What this task involves – Transcribe the records that follow, preserving every word.

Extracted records
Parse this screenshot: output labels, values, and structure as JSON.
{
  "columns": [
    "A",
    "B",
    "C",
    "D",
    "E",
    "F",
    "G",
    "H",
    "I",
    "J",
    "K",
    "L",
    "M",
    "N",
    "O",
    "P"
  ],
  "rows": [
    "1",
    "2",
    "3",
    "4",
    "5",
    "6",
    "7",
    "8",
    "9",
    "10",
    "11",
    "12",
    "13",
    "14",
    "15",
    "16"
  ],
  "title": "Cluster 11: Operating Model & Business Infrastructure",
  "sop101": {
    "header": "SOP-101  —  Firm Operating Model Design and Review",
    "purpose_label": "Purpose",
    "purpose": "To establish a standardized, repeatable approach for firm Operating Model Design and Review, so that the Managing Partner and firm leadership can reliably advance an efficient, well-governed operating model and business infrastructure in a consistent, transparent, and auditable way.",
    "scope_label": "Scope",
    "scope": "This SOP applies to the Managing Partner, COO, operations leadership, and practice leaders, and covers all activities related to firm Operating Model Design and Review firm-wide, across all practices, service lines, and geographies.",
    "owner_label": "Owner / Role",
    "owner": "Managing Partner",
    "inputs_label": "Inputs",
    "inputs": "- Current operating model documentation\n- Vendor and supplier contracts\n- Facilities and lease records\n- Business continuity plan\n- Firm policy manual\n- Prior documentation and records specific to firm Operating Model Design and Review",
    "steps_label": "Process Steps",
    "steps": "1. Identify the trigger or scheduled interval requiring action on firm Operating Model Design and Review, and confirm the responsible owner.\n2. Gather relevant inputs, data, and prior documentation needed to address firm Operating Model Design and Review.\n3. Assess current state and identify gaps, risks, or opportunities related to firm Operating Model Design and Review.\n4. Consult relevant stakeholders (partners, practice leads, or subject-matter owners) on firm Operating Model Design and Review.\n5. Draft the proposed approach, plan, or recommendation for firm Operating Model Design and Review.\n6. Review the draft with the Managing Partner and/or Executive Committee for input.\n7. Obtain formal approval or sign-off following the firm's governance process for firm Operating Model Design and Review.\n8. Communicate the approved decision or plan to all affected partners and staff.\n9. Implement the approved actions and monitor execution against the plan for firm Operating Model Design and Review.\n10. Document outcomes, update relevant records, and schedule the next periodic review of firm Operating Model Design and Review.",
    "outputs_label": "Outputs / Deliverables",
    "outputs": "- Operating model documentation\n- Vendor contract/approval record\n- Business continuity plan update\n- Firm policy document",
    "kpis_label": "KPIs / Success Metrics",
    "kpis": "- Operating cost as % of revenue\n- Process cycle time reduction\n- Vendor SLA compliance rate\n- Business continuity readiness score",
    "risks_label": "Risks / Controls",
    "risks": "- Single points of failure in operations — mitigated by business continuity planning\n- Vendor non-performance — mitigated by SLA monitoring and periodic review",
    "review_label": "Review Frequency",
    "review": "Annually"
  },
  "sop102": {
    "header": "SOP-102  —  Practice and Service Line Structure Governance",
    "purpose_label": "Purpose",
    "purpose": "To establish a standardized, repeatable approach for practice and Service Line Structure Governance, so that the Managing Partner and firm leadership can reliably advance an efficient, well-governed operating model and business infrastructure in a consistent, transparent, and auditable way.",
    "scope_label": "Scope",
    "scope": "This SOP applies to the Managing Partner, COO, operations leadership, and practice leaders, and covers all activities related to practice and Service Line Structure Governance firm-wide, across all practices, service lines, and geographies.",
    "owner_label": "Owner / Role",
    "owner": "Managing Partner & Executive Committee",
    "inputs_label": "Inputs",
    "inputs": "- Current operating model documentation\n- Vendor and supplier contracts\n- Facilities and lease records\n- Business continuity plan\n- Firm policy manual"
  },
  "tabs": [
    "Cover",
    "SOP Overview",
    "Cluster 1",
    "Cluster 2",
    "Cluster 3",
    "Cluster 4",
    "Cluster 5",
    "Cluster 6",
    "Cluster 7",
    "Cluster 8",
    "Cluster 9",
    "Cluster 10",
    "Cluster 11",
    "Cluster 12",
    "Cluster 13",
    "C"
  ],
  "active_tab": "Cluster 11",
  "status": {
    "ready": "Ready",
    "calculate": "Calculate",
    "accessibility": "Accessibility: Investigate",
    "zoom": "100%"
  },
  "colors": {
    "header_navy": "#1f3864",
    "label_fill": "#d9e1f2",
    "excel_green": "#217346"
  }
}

Response to this exercise –
Parse this screenshot: output labels, values, and structure as JSON.
{
  "columns": [
    "A",
    "B",
    "C",
    "D",
    "E",
    "F",
    "G",
    "H",
    "I",
    "J",
    "K",
    "L",
    "M",
    "N",
    "O",
    "P"
  ],
  "rows": [
    "1",
    "2",
    "3",
    "4",
    "5",
    "6",
    "7",
    "8",
    "9",
    "10",
    "11",
    "12",
    "13",
    "14",
    "15",
    "16"
  ],
  "title": "Cluster 11: Operating Model & Business Infrastructure",
  "sop101": {
    "header": "SOP-101  —  Firm Operating Model Design and Review",
    "purpose_label": "Purpose",
    "purpose": "To establish a standardized, repeatable approach for firm Operating Model Design and Review, so that the Managing Partner and firm leadership can reliably advance an efficient, well-governed operating model and business infrastructure in a consistent, transparent, and auditable way.",
    "scope_label": "Scope",
    "scope": "This SOP applies to the Managing Partner, COO, operations leadership, and practice leaders, and covers all activities related to firm Operating Model Design and Review firm-wide, across all practices, service lines, and geographies.",
    "owner_label": "Owner / Role",
    "owner": "Managing Partner",
    "inputs_label": "Inputs",
    "inputs": "- Current operating model documentation\n- Vendor and supplier contracts\n- Facilities and lease records\n- Business continuity plan\n- Firm policy manual\n- Prior documentation and records specific to firm Operating Model Design and Review",
    "steps_label": "Process Steps",
    "steps": "1. Identify the trigger or scheduled interval requiring action on firm Operating Model Design and Review, and confirm the responsible owner.\n2. Gather relevant inputs, data, and prior documentation needed to address firm Operating Model Design and Review.\n3. Assess current state and identify gaps, risks, or opportunities related to firm Operating Model Design and Review.\n4. Consult relevant stakeholders (partners, practice leads, or subject-matter owners) on firm Operating Model Design and Review.\n5. Draft the proposed approach, plan, or recommendation for firm Operating Model Design and Review.\n6. Review the draft with the Managing Partner and/or Executive Committee for input.\n7. Obtain formal approval or sign-off following the firm's governance process for firm Operating Model Design and Review.\n8. Communicate the approved decision or plan to all affected partners and staff.\n9. Implement the approved actions and monitor execution against the plan for firm Operating Model Design and Review.\n10. Document outcomes, update relevant records, and schedule the next periodic review of firm Operating Model Design and Review.",
    "outputs_label": "Outputs / Deliverables",
    "outputs": "- Operating model documentation\n- Vendor contract/approval record\n- Business continuity plan update\n- Firm policy document",
    "kpis_label": "KPIs / Success Metrics",
    "kpis": "- Operating cost as % of revenue\n- Process cycle time reduction\n- Vendor SLA compliance rate\n- Business continuity readiness score",
    "risks_label": "Risks / Controls",
    "risks": "- Single points of failure in operations — mitigated by business continuity planning\n- Vendor non-performance — mitigated by SLA monitoring and periodic review",
    "review_label": "Review Frequency",
    "review": "Annually"
  },
  "sop102": {
    "header": "SOP-102  —  Practice and Service Line Structure Governance",
    "purpose_label": "Purpose",
    "purpose": "To establish a standardized, repeatable approach for practice and Service Line Structure Governance, so that the Managing Partner and firm leadership can reliably advance an efficient, well-governed operating model and business infrastructure in a consistent, transparent, and auditable way.",
    "scope_label": "Scope",
    "scope": "This SOP applies to the Managing Partner, COO, operations leadership, and practice leaders, and covers all activities related to practice and Service Line Structure Governance firm-wide, across all practices, service lines, and geographies.",
    "owner_label": "Owner / Role",
    "owner": "Managing Partner & Executive Committee",
    "inputs_label": "Inputs",
    "inputs": "- Current operating model documentation\n- Vendor and supplier contracts\n- Facilities and lease records\n- Business continuity plan\n- Firm policy manual"
  },
  "tabs": [
    "Cover",
    "SOP Overview",
    "Cluster 1",
    "Cluster 2",
    "Cluster 3",
    "Cluster 4",
    "Cluster 5",
    "Cluster 6",
    "Cluster 7",
    "Cluster 8",
    "Cluster 9",
    "Cluster 10",
    "Cluster 11",
    "Cluster 12",
    "Cluster 13",
    "C"
  ],
  "active_tab": "Cluster 11",
  "status": {
    "ready": "Ready",
    "calculate": "Calculate",
    "accessibility": "Accessibility: Investigate",
    "zoom": "100%"
  },
  "colors": {
    "header_navy": "#1f3864",
    "label_fill": "#d9e1f2",
    "excel_green": "#217346"
  }
}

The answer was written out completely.